[Exercise] Exactly as they appear, output all of the entries.

Records from a collection

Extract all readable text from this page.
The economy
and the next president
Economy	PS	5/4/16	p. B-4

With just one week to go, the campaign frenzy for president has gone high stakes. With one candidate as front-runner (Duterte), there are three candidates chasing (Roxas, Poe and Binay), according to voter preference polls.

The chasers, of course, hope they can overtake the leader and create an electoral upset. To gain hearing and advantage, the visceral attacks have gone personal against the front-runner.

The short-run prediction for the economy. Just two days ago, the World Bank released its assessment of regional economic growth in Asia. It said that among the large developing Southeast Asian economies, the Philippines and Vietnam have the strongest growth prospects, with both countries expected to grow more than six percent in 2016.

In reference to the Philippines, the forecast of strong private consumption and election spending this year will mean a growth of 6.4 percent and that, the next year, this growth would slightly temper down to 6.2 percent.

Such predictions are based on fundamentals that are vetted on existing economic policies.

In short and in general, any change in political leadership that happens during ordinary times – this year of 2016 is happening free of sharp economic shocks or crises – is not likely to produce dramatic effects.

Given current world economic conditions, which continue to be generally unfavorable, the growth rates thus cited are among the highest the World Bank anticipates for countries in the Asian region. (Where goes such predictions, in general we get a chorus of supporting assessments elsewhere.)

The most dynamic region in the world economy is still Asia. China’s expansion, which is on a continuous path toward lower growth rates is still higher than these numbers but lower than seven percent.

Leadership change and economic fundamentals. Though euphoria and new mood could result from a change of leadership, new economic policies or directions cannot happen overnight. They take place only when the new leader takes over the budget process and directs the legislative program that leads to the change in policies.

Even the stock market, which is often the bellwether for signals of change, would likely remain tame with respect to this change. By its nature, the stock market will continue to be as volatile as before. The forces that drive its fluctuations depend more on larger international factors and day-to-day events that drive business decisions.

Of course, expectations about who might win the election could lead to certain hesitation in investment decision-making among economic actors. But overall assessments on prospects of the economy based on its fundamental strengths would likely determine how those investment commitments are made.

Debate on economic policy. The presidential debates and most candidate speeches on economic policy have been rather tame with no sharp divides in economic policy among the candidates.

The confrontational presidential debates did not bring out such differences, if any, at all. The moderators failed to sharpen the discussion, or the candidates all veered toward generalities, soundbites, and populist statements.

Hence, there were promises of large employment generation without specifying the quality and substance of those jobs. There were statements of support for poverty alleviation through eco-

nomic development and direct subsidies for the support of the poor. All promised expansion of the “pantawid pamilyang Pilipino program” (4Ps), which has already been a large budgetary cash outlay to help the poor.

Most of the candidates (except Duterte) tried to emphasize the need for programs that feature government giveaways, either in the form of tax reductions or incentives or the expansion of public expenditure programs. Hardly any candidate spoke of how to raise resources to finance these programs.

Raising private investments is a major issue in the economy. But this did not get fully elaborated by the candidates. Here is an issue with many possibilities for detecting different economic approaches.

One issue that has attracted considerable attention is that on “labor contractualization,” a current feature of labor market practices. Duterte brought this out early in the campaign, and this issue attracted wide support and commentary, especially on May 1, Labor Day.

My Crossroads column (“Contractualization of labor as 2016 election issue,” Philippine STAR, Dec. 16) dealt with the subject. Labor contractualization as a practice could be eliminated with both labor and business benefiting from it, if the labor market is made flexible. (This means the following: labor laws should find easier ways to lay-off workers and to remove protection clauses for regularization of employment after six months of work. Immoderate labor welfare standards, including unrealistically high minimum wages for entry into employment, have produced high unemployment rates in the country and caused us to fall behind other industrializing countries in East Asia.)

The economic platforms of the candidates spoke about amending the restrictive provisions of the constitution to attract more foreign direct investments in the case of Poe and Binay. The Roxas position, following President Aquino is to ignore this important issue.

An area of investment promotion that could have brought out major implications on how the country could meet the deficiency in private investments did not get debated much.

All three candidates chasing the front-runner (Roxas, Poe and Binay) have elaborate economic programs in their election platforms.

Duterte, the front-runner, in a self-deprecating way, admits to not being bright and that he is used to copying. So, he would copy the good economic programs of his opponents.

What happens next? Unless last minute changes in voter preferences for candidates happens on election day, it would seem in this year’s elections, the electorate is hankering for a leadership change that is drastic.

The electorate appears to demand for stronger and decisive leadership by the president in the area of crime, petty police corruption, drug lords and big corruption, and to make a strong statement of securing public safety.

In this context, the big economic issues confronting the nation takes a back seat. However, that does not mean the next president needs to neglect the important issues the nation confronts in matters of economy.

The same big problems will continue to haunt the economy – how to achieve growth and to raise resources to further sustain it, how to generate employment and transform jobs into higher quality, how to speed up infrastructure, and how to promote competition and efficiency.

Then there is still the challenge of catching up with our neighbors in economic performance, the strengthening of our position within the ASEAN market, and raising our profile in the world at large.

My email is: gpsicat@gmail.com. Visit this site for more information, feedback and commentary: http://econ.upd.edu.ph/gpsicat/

[Result of the task]
Extract all readable text from this page.
The economy
and the next president
Economy	PS	5/4/16	p. B-4

With just one week to go, the campaign frenzy for president has gone high stakes. With one candidate as front-runner (Duterte), there are three candidates chasing (Roxas, Poe and Binay), according to voter preference polls.

The chasers, of course, hope they can overtake the leader and create an electoral upset. To gain hearing and advantage, the visceral attacks have gone personal against the front-runner.

The short-run prediction for the economy. Just two days ago, the World Bank released its assessment of regional economic growth in Asia. It said that among the large developing Southeast Asian economies, the Philippines and Vietnam have the strongest growth prospects, with both countries expected to grow more than six percent in 2016.

In reference to the Philippines, the forecast of strong private consumption and election spending this year will mean a growth of 6.4 percent and that, the next year, this growth would slightly temper down to 6.2 percent.

Such predictions are based on fundamentals that are vetted on existing economic policies.

In short and in general, any change in political leadership that happens during ordinary times – this year of 2016 is happening free of sharp economic shocks or crises – is not likely to produce dramatic effects.

Given current world economic conditions, which continue to be generally unfavorable, the growth rates thus cited are among the highest the World Bank anticipates for countries in the Asian region. (Where goes such predictions, in general we get a chorus of supporting assessments elsewhere.)

The most dynamic region in the world economy is still Asia. China’s expansion, which is on a continuous path toward lower growth rates is still higher than these numbers but lower than seven percent.

Leadership change and economic fundamentals. Though euphoria and new mood could result from a change of leadership, new economic policies or directions cannot happen overnight. They take place only when the new leader takes over the budget process and directs the legislative program that leads to the change in policies.

Even the stock market, which is often the bellwether for signals of change, would likely remain tame with respect to this change. By its nature, the stock market will continue to be as volatile as before. The forces that drive its fluctuations depend more on larger international factors and day-to-day events that drive business decisions.

Of course, expectations about who might win the election could lead to certain hesitation in investment decision-making among economic actors. But overall assessments on prospects of the economy based on its fundamental strengths would likely determine how those investment commitments are made.

Debate on economic policy. The presidential debates and most candidate speeches on economic policy have been rather tame with no sharp divides in economic policy among the candidates.

The confrontational presidential debates did not bring out such differences, if any, at all. The moderators failed to sharpen the discussion, or the candidates all veered toward generalities, soundbites, and populist statements.

Hence, there were promises of large employment generation without specifying the quality and substance of those jobs. There were statements of support for poverty alleviation through eco-

nomic development and direct subsidies for the support of the poor. All promised expansion of the “pantawid pamilyang Pilipino program” (4Ps), which has already been a large budgetary cash outlay to help the poor.

Most of the candidates (except Duterte) tried to emphasize the need for programs that feature government giveaways, either in the form of tax reductions or incentives or the expansion of public expenditure programs. Hardly any candidate spoke of how to raise resources to finance these programs.

Raising private investments is a major issue in the economy. But this did not get fully elaborated by the candidates. Here is an issue with many possibilities for detecting different economic approaches.

One issue that has attracted considerable attention is that on “labor contractualization,” a current feature of labor market practices. Duterte brought this out early in the campaign, and this issue attracted wide support and commentary, especially on May 1, Labor Day.

My Crossroads column (“Contractualization of labor as 2016 election issue,” Philippine STAR, Dec. 16) dealt with the subject. Labor contractualization as a practice could be eliminated with both labor and business benefiting from it, if the labor market is made flexible. (This means the following: labor laws should find easier ways to lay-off workers and to remove protection clauses for regularization of employment after six months of work. Immoderate labor welfare standards, including unrealistically high minimum wages for entry into employment, have produced high unemployment rates in the country and caused us to fall behind other industrializing countries in East Asia.)

The economic platforms of the candidates spoke about amending the restrictive provisions of the constitution to attract more foreign direct investments in the case of Poe and Binay. The Roxas position, following President Aquino is to ignore this important issue.

An area of investment promotion that could have brought out major implications on how the country could meet the deficiency in private investments did not get debated much.

All three candidates chasing the front-runner (Roxas, Poe and Binay) have elaborate economic programs in their election platforms.

Duterte, the front-runner, in a self-deprecating way, admits to not being bright and that he is used to copying. So, he would copy the good economic programs of his opponents.

What happens next? Unless last minute changes in voter preferences for candidates happens on election day, it would seem in this year’s elections, the electorate is hankering for a leadership change that is drastic.

The electorate appears to demand for stronger and decisive leadership by the president in the area of crime, petty police corruption, drug lords and big corruption, and to make a strong statement of securing public safety.

In this context, the big economic issues confronting the nation takes a back seat. However, that does not mean the next president needs to neglect the important issues the nation confronts in matters of economy.

The same big problems will continue to haunt the economy – how to achieve growth and to raise resources to further sustain it, how to generate employment and transform jobs into higher quality, how to speed up infrastructure, and how to promote competition and efficiency.

Then there is still the challenge of catching up with our neighbors in economic performance, the strengthening of our position within the ASEAN market, and raising our profile in the world at large.

My email is: gpsicat@gmail.com. Visit this site for more information, feedback and commentary: http://econ.upd.edu.ph/gpsicat/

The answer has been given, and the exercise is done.